Below are some records. Say in a single number how many of their lines include the word "pavani".

--

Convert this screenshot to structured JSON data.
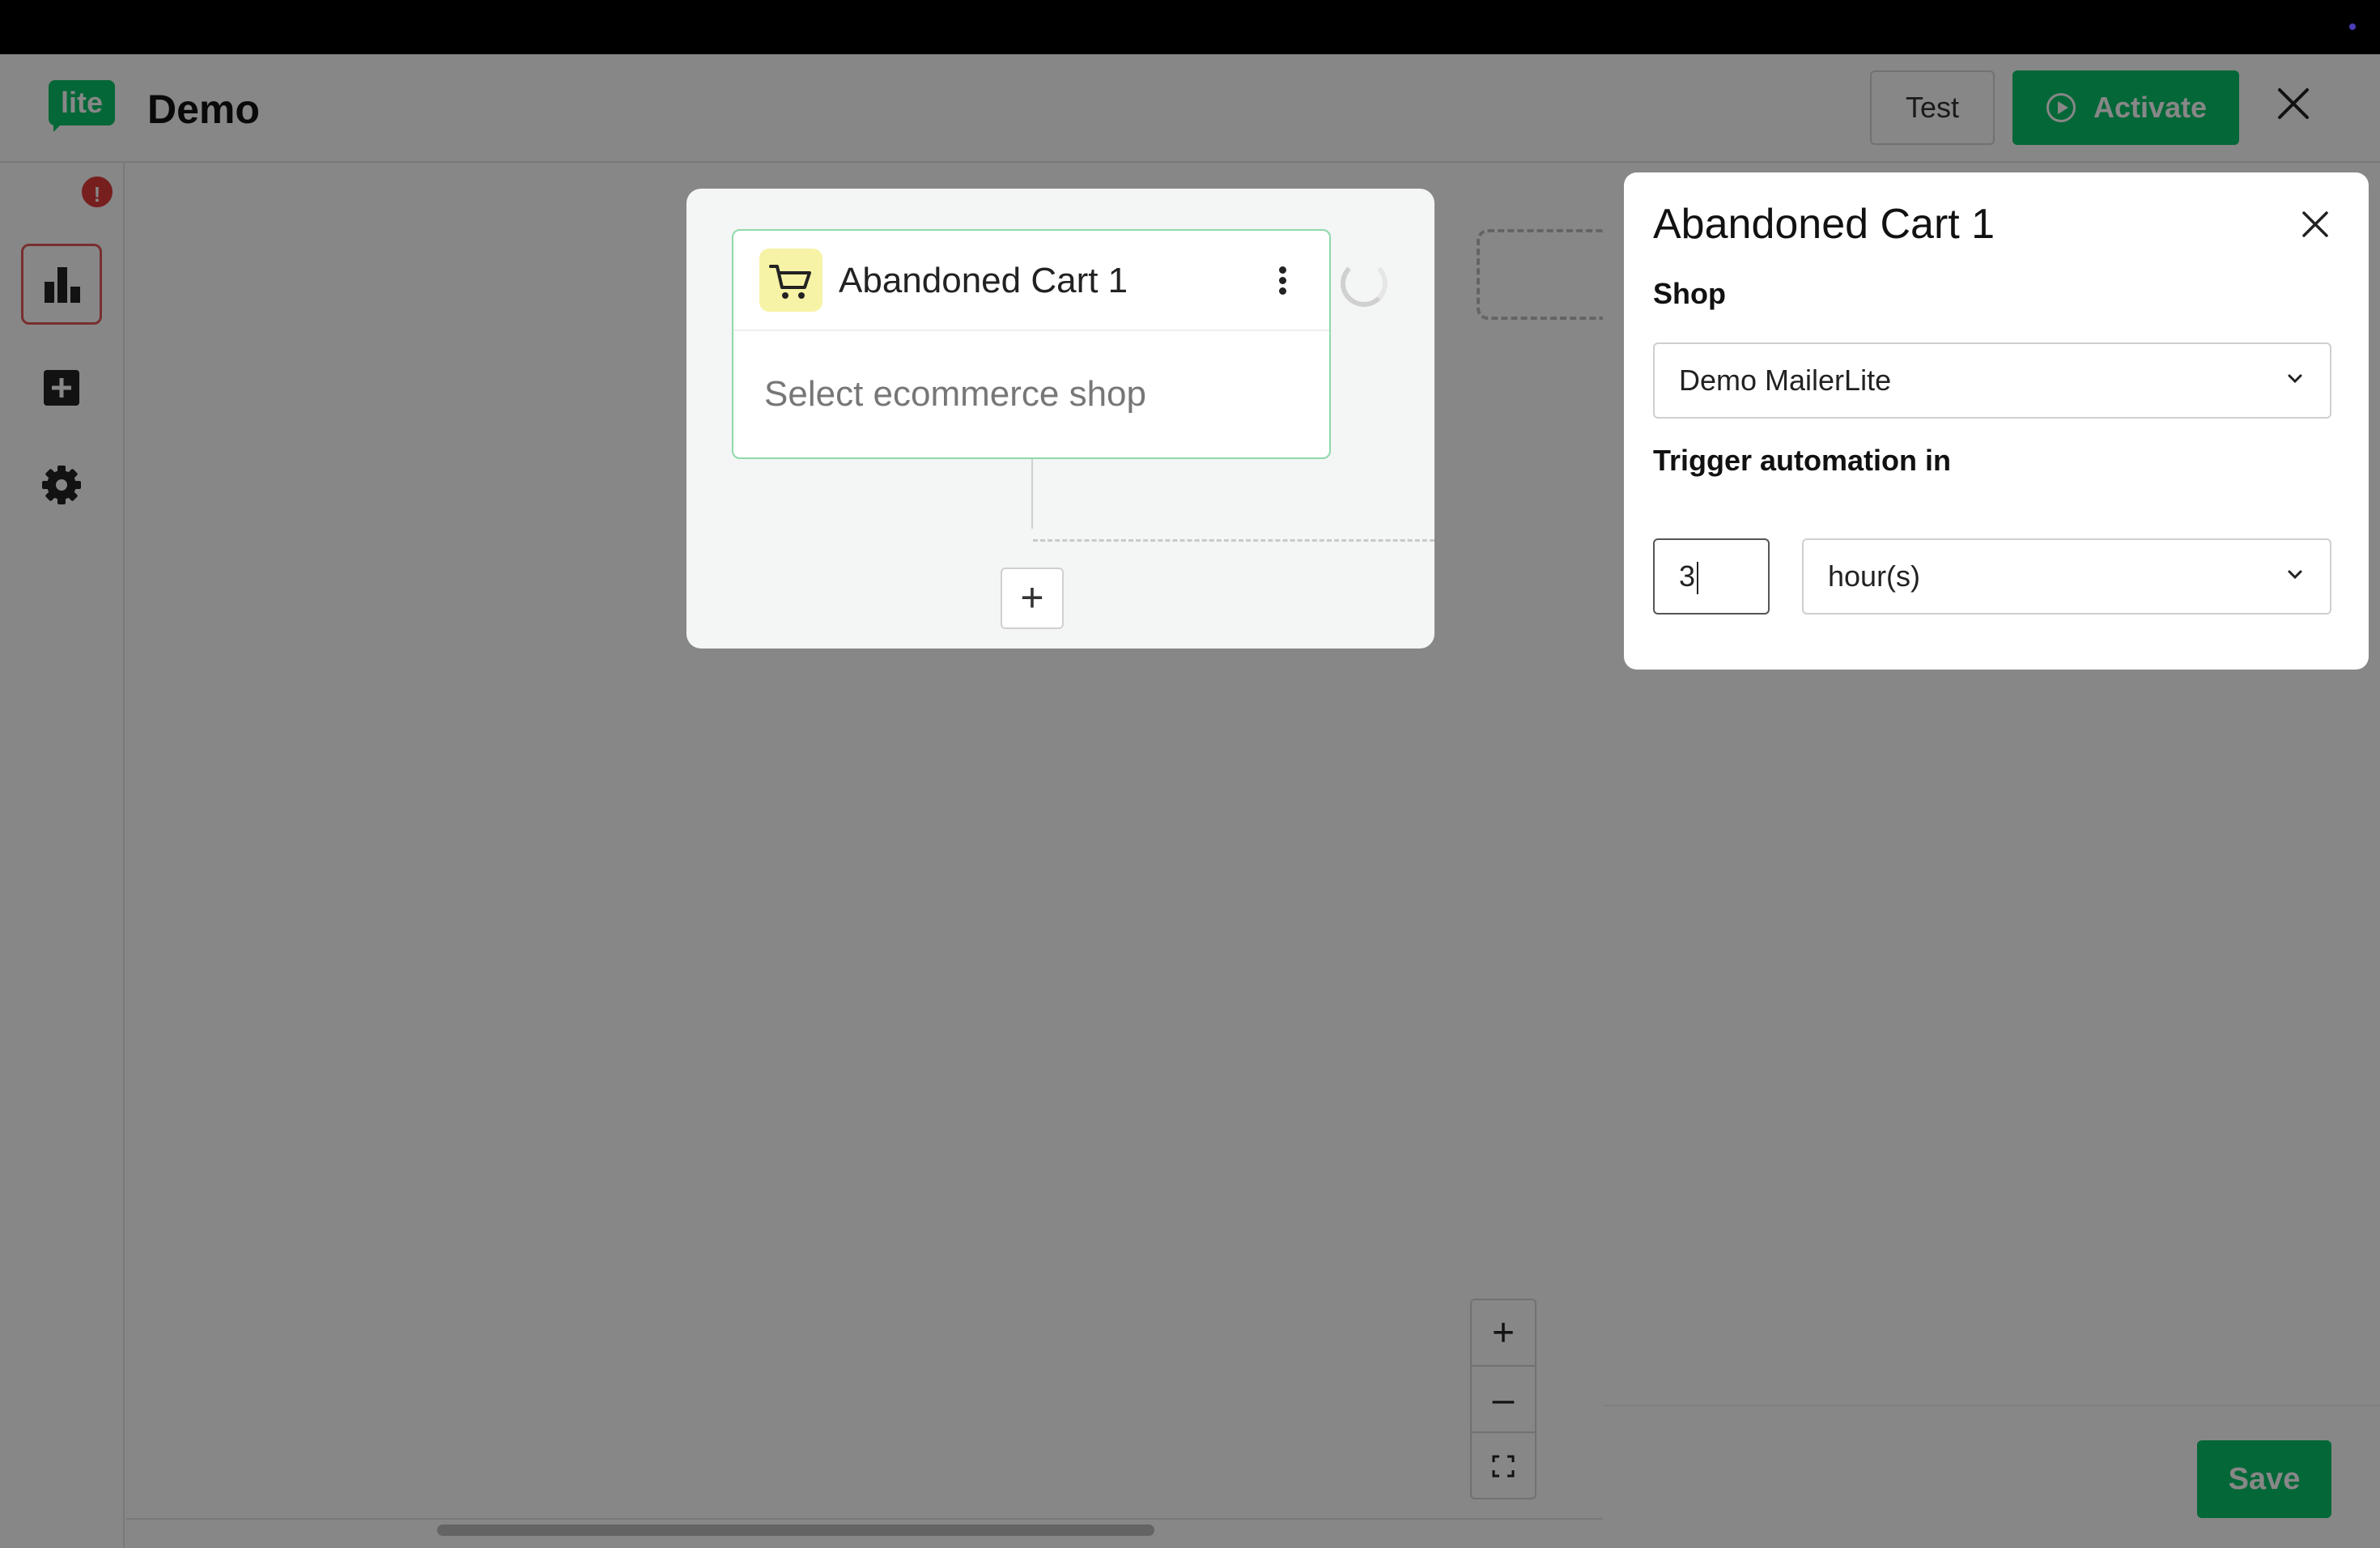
{
  "header": {
    "logo_text": "lite",
    "app_title": "Demo",
    "test_label": "Test",
    "activate_label": "Activate"
  },
  "sidebar": {
    "items": [
      {
        "icon": "bar-chart-icon",
        "badge": "!"
      },
      {
        "icon": "plus-square-icon"
      },
      {
        "icon": "gear-icon"
      }
    ]
  },
  "canvas": {
    "node": {
      "title": "Abandoned Cart 1",
      "placeholder": "Select ecommerce shop",
      "icon": "cart-icon",
      "icon_bg": "#f7f3a6",
      "border_color": "#8fd9a8"
    },
    "zoom": {
      "zoom_in": "+",
      "zoom_out": "–",
      "fit_icon": "fit-screen-icon"
    }
  },
  "panel": {
    "title": "Abandoned Cart 1",
    "shop_label": "Shop",
    "shop_value": "Demo MailerLite",
    "trigger_label": "Trigger automation in",
    "trigger_amount": "3",
    "trigger_unit": "hour(s)",
    "save_label": "Save"
  },
  "colors": {
    "brand_green": "#09c269",
    "badge_red": "#e03a3a",
    "overlay": "rgba(0,0,0,0.47)"
  }
}
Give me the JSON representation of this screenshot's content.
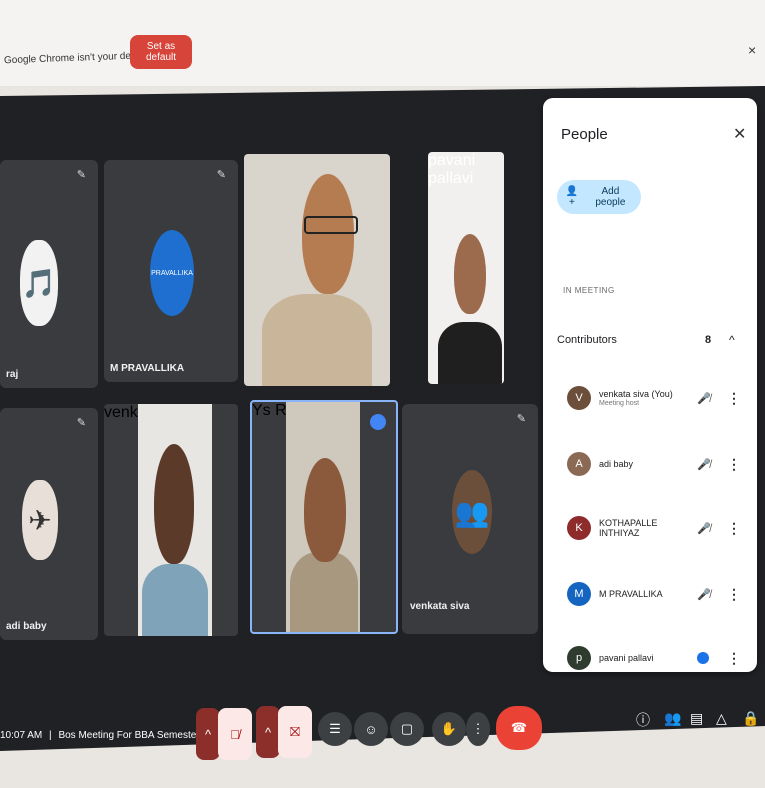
{
  "browser_bar": {
    "message": "Google Chrome isn't your default browser",
    "set_default_label": "Set as default",
    "close_glyph": "×"
  },
  "tiles": {
    "top_left_label": "raj",
    "pravallika_label": "M PRAVALLIKA",
    "pavani_label": "pavani pallavi",
    "adi_label": "adi baby",
    "venkata_label_1": "venkata siva",
    "ravi_label": "Ys Ravi",
    "venkata_label_2": "venkata siva",
    "pravallika_avatar_text": "PRAVALLIKA"
  },
  "people_panel": {
    "title": "People",
    "close_glyph": "✕",
    "add_people_label": "Add people",
    "section_label": "IN MEETING",
    "group_label": "Contributors",
    "group_count": "8",
    "group_chevron": "^",
    "participants": [
      {
        "name": "venkata siva (You)",
        "sub": "Meeting host",
        "initial": "V",
        "color": "#6b4f3a"
      },
      {
        "name": "adi baby",
        "sub": "",
        "initial": "A",
        "color": "#8a6a55"
      },
      {
        "name": "KOTHAPALLE INTHIYAZ",
        "sub": "",
        "initial": "K",
        "color": "#8e2c2c"
      },
      {
        "name": "M PRAVALLIKA",
        "sub": "",
        "initial": "M",
        "color": "#1565c0"
      },
      {
        "name": "pavani pallavi",
        "sub": "",
        "initial": "p",
        "color": "#2e3b2e"
      }
    ]
  },
  "bottom_bar": {
    "time": "10:07 AM",
    "separator": "|",
    "meeting_title": "Bos Meeting For BBA Semester-II"
  },
  "colors": {
    "accent_red": "#ea4335",
    "add_people_bg": "#c2e7ff",
    "stage_bg": "#202124"
  }
}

--

WORKED ANSWER
2